=== Prompt ===
Identify the lines that include the word "office", then copy all of them.
+++ Records for processing +++
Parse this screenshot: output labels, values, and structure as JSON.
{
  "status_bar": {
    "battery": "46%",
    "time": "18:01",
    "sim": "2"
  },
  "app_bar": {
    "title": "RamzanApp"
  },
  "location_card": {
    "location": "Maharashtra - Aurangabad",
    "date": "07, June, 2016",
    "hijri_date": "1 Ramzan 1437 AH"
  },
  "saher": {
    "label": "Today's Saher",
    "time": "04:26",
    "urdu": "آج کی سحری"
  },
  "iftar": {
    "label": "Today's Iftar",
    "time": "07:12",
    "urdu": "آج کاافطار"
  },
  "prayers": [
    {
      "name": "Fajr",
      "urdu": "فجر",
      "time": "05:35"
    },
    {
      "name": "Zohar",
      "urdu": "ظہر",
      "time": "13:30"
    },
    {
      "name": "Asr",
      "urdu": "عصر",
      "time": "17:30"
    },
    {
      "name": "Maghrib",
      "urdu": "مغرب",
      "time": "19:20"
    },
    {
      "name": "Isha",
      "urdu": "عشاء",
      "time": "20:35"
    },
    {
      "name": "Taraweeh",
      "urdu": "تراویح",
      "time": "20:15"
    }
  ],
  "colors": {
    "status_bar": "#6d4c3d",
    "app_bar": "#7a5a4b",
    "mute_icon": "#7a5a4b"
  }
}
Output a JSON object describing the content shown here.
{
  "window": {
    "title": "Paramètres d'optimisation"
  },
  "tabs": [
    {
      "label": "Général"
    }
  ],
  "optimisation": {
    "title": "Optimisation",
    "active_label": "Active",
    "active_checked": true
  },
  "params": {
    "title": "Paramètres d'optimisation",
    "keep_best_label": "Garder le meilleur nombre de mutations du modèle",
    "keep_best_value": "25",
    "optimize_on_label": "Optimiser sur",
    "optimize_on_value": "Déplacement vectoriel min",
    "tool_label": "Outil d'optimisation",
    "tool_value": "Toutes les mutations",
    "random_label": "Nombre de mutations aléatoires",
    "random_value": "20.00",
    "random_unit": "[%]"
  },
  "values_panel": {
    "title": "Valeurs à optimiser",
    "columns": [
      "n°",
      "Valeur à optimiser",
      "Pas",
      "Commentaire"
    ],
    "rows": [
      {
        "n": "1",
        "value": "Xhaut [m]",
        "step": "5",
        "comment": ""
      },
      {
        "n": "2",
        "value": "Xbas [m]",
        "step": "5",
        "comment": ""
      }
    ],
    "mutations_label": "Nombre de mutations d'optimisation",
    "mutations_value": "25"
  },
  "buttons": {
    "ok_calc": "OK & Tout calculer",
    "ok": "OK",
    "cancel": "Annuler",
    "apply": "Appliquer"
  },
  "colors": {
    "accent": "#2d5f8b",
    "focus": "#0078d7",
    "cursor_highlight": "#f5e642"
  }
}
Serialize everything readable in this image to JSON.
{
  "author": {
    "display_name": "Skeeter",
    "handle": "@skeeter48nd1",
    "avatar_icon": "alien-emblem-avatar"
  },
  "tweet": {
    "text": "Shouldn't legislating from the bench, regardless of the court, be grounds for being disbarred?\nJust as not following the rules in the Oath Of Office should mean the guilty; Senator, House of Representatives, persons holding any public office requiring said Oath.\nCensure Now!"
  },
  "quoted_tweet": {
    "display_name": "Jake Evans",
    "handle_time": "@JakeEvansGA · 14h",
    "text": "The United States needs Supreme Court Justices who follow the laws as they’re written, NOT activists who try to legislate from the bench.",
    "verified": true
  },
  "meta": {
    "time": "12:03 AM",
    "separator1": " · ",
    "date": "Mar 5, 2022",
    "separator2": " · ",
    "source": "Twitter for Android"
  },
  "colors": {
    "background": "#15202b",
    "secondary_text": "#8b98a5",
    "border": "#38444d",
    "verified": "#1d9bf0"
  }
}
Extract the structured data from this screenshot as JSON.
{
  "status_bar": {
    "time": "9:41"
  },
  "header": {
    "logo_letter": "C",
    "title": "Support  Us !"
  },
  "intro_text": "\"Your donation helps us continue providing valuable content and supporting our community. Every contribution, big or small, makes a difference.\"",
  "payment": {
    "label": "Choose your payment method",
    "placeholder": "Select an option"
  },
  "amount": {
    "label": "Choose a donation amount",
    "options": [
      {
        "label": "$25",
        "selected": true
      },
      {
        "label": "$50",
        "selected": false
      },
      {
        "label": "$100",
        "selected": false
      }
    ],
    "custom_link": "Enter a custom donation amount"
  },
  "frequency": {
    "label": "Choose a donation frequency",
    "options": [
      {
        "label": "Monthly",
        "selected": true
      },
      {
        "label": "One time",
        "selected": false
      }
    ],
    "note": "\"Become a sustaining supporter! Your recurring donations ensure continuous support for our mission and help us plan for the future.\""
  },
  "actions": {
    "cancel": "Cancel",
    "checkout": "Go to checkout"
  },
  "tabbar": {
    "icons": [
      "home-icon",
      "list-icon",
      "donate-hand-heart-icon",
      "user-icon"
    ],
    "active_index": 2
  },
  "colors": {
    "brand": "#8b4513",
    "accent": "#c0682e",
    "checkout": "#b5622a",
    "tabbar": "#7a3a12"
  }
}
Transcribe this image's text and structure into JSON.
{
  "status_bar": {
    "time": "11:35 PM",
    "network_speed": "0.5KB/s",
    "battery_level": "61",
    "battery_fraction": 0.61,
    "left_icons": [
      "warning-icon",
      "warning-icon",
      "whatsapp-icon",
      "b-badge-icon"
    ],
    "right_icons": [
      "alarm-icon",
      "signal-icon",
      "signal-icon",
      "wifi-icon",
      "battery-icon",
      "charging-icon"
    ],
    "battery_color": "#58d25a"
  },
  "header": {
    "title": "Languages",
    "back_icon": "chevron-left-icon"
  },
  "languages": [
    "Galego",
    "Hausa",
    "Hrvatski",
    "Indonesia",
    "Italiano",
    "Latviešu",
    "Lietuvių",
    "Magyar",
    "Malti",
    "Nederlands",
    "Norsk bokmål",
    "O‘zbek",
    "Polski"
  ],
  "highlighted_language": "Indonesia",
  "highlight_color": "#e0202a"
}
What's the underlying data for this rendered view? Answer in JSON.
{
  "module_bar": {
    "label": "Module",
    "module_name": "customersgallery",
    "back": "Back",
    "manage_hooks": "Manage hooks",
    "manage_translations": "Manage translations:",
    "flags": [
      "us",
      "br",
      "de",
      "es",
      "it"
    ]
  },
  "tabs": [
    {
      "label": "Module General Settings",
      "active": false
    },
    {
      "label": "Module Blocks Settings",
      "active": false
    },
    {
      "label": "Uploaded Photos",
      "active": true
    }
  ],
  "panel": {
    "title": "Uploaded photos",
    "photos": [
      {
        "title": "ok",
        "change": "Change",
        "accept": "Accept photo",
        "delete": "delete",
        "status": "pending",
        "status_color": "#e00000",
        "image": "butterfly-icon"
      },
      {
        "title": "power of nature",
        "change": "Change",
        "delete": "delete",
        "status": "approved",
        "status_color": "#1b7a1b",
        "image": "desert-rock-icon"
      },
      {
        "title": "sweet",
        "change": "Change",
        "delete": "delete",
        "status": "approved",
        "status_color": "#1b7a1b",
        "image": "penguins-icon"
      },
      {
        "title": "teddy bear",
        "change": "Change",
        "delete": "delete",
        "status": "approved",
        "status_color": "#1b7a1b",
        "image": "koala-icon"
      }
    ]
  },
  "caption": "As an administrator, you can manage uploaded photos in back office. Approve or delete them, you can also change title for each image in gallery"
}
+++
=== Result for this task ===
    "text": "Shouldn't legislating from the bench, regardless of the court, be grounds for being disbarred?\nJust as not following the rules in the Oath Of Office should mean the guilty; Senator, House of Representatives, persons holding any public office requiring said Oath.\nCensure Now!"
  "caption": "As an administrator, you can manage uploaded photos in back office. Approve or delete them, you can also change title for each image in gallery"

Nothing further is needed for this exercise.